§ **Written instruction**:
Copy out all of the material, matching it word for word.

§ **Record set**:
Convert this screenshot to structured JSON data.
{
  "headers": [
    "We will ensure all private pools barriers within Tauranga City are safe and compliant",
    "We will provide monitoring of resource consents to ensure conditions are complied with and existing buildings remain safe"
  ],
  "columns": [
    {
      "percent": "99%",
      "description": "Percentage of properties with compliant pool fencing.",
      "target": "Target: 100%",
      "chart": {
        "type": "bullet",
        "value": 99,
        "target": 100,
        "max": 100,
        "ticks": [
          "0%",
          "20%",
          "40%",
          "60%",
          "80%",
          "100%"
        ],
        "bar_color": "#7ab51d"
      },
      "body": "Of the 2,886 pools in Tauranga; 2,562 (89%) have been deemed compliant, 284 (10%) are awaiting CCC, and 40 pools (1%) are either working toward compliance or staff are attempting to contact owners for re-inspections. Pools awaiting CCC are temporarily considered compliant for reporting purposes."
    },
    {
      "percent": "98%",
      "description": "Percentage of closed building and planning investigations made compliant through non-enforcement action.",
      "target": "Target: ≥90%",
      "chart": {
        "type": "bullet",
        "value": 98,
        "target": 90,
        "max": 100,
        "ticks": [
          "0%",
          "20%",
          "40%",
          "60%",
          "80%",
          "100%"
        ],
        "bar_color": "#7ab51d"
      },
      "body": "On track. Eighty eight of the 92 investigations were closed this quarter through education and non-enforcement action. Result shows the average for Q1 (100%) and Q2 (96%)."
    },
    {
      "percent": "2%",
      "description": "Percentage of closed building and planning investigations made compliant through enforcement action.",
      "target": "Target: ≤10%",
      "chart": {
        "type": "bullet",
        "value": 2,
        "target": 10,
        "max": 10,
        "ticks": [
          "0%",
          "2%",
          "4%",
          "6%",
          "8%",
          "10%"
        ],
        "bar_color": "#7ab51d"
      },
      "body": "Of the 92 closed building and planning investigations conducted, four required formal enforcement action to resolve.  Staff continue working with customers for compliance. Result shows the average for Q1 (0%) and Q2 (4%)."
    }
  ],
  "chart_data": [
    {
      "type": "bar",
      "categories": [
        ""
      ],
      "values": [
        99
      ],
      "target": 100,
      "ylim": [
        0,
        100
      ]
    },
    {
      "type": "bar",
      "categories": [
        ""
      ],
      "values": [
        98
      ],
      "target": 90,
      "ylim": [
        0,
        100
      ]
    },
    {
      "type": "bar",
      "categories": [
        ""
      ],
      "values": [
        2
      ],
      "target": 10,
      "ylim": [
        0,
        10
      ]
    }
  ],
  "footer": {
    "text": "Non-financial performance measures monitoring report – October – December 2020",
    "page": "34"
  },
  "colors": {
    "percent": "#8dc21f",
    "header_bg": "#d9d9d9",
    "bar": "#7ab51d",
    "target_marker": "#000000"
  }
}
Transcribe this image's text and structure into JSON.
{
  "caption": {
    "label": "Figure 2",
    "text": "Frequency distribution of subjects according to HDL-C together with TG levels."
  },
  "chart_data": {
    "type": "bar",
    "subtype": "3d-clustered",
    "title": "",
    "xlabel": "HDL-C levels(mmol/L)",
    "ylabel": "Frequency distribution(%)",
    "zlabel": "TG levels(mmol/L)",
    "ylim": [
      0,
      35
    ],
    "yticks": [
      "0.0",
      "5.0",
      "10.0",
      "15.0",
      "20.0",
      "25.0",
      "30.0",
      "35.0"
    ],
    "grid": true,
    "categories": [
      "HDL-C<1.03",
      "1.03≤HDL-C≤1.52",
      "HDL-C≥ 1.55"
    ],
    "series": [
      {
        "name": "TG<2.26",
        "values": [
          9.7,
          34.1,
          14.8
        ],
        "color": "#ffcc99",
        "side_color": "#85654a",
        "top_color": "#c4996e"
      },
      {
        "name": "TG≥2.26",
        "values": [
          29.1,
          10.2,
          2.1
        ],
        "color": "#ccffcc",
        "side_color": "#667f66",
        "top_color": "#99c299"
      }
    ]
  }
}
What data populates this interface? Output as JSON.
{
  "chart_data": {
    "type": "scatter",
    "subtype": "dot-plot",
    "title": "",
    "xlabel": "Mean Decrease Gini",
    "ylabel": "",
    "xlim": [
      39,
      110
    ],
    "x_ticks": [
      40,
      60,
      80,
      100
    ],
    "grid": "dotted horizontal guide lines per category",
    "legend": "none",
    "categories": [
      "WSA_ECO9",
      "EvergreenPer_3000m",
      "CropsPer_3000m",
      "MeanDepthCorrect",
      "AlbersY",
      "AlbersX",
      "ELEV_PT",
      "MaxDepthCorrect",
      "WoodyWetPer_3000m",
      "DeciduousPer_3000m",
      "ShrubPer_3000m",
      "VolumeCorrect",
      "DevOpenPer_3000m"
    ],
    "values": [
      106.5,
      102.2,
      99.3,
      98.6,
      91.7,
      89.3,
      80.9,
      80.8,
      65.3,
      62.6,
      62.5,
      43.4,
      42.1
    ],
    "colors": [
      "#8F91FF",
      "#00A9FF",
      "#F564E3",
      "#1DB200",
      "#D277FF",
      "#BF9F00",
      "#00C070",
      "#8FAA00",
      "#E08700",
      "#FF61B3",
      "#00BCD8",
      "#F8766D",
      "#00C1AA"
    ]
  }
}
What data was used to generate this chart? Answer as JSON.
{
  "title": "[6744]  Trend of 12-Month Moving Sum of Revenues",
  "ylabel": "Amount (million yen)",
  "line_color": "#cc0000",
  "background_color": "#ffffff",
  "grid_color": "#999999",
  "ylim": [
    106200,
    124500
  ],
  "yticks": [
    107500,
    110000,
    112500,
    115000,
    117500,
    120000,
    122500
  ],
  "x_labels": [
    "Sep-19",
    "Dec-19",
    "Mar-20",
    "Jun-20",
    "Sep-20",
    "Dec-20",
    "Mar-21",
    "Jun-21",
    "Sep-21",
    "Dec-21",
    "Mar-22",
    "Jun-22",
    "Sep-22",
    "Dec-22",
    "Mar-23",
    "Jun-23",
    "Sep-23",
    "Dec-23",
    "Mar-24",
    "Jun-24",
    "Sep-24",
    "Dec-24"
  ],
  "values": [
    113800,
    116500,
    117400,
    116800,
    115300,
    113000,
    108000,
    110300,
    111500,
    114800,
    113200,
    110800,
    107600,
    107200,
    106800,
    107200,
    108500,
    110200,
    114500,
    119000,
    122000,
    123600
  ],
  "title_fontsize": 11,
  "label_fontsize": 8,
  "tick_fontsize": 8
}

§ **Task result**:
Convert this screenshot to structured JSON data.
{
  "headers": [
    "We will ensure all private pools barriers within Tauranga City are safe and compliant",
    "We will provide monitoring of resource consents to ensure conditions are complied with and existing buildings remain safe"
  ],
  "columns": [
    {
      "percent": "99%",
      "description": "Percentage of properties with compliant pool fencing.",
      "target": "Target: 100%",
      "chart": {
        "type": "bullet",
        "value": 99,
        "target": 100,
        "max": 100,
        "ticks": [
          "0%",
          "20%",
          "40%",
          "60%",
          "80%",
          "100%"
        ],
        "bar_color": "#7ab51d"
      },
      "body": "Of the 2,886 pools in Tauranga; 2,562 (89%) have been deemed compliant, 284 (10%) are awaiting CCC, and 40 pools (1%) are either working toward compliance or staff are attempting to contact owners for re-inspections. Pools awaiting CCC are temporarily considered compliant for reporting purposes."
    },
    {
      "percent": "98%",
      "description": "Percentage of closed building and planning investigations made compliant through non-enforcement action.",
      "target": "Target: ≥90%",
      "chart": {
        "type": "bullet",
        "value": 98,
        "target": 90,
        "max": 100,
        "ticks": [
          "0%",
          "20%",
          "40%",
          "60%",
          "80%",
          "100%"
        ],
        "bar_color": "#7ab51d"
      },
      "body": "On track. Eighty eight of the 92 investigations were closed this quarter through education and non-enforcement action. Result shows the average for Q1 (100%) and Q2 (96%)."
    },
    {
      "percent": "2%",
      "description": "Percentage of closed building and planning investigations made compliant through enforcement action.",
      "target": "Target: ≤10%",
      "chart": {
        "type": "bullet",
        "value": 2,
        "target": 10,
        "max": 10,
        "ticks": [
          "0%",
          "2%",
          "4%",
          "6%",
          "8%",
          "10%"
        ],
        "bar_color": "#7ab51d"
      },
      "body": "Of the 92 closed building and planning investigations conducted, four required formal enforcement action to resolve.  Staff continue working with customers for compliance. Result shows the average for Q1 (0%) and Q2 (4%)."
    }
  ],
  "chart_data": [
    {
      "type": "bar",
      "categories": [
        ""
      ],
      "values": [
        99
      ],
      "target": 100,
      "ylim": [
        0,
        100
      ]
    },
    {
      "type": "bar",
      "categories": [
        ""
      ],
      "values": [
        98
      ],
      "target": 90,
      "ylim": [
        0,
        100
      ]
    },
    {
      "type": "bar",
      "categories": [
        ""
      ],
      "values": [
        2
      ],
      "target": 10,
      "ylim": [
        0,
        10
      ]
    }
  ],
  "footer": {
    "text": "Non-financial performance measures monitoring report – October – December 2020",
    "page": "34"
  },
  "colors": {
    "percent": "#8dc21f",
    "header_bg": "#d9d9d9",
    "bar": "#7ab51d",
    "target_marker": "#000000"
  }
}
Transcribe this image's text and structure into JSON.
{
  "caption": {
    "label": "Figure 2",
    "text": "Frequency distribution of subjects according to HDL-C together with TG levels."
  },
  "chart_data": {
    "type": "bar",
    "subtype": "3d-clustered",
    "title": "",
    "xlabel": "HDL-C levels(mmol/L)",
    "ylabel": "Frequency distribution(%)",
    "zlabel": "TG levels(mmol/L)",
    "ylim": [
      0,
      35
    ],
    "yticks": [
      "0.0",
      "5.0",
      "10.0",
      "15.0",
      "20.0",
      "25.0",
      "30.0",
      "35.0"
    ],
    "grid": true,
    "categories": [
      "HDL-C<1.03",
      "1.03≤HDL-C≤1.52",
      "HDL-C≥ 1.55"
    ],
    "series": [
      {
        "name": "TG<2.26",
        "values": [
          9.7,
          34.1,
          14.8
        ],
        "color": "#ffcc99",
        "side_color": "#85654a",
        "top_color": "#c4996e"
      },
      {
        "name": "TG≥2.26",
        "values": [
          29.1,
          10.2,
          2.1
        ],
        "color": "#ccffcc",
        "side_color": "#667f66",
        "top_color": "#99c299"
      }
    ]
  }
}
What data populates this interface? Output as JSON.
{
  "chart_data": {
    "type": "scatter",
    "subtype": "dot-plot",
    "title": "",
    "xlabel": "Mean Decrease Gini",
    "ylabel": "",
    "xlim": [
      39,
      110
    ],
    "x_ticks": [
      40,
      60,
      80,
      100
    ],
    "grid": "dotted horizontal guide lines per category",
    "legend": "none",
    "categories": [
      "WSA_ECO9",
      "EvergreenPer_3000m",
      "CropsPer_3000m",
      "MeanDepthCorrect",
      "AlbersY",
      "AlbersX",
      "ELEV_PT",
      "MaxDepthCorrect",
      "WoodyWetPer_3000m",
      "DeciduousPer_3000m",
      "ShrubPer_3000m",
      "VolumeCorrect",
      "DevOpenPer_3000m"
    ],
    "values": [
      106.5,
      102.2,
      99.3,
      98.6,
      91.7,
      89.3,
      80.9,
      80.8,
      65.3,
      62.6,
      62.5,
      43.4,
      42.1
    ],
    "colors": [
      "#8F91FF",
      "#00A9FF",
      "#F564E3",
      "#1DB200",
      "#D277FF",
      "#BF9F00",
      "#00C070",
      "#8FAA00",
      "#E08700",
      "#FF61B3",
      "#00BCD8",
      "#F8766D",
      "#00C1AA"
    ]
  }
}
What data was used to generate this chart? Answer as JSON.
{
  "title": "[6744]  Trend of 12-Month Moving Sum of Revenues",
  "ylabel": "Amount (million yen)",
  "line_color": "#cc0000",
  "background_color": "#ffffff",
  "grid_color": "#999999",
  "ylim": [
    106200,
    124500
  ],
  "yticks": [
    107500,
    110000,
    112500,
    115000,
    117500,
    120000,
    122500
  ],
  "x_labels": [
    "Sep-19",
    "Dec-19",
    "Mar-20",
    "Jun-20",
    "Sep-20",
    "Dec-20",
    "Mar-21",
    "Jun-21",
    "Sep-21",
    "Dec-21",
    "Mar-22",
    "Jun-22",
    "Sep-22",
    "Dec-22",
    "Mar-23",
    "Jun-23",
    "Sep-23",
    "Dec-23",
    "Mar-24",
    "Jun-24",
    "Sep-24",
    "Dec-24"
  ],
  "values": [
    113800,
    116500,
    117400,
    116800,
    115300,
    113000,
    108000,
    110300,
    111500,
    114800,
    113200,
    110800,
    107600,
    107200,
    106800,
    107200,
    108500,
    110200,
    114500,
    119000,
    122000,
    123600
  ],
  "title_fontsize": 11,
  "label_fontsize": 8,
  "tick_fontsize": 8
}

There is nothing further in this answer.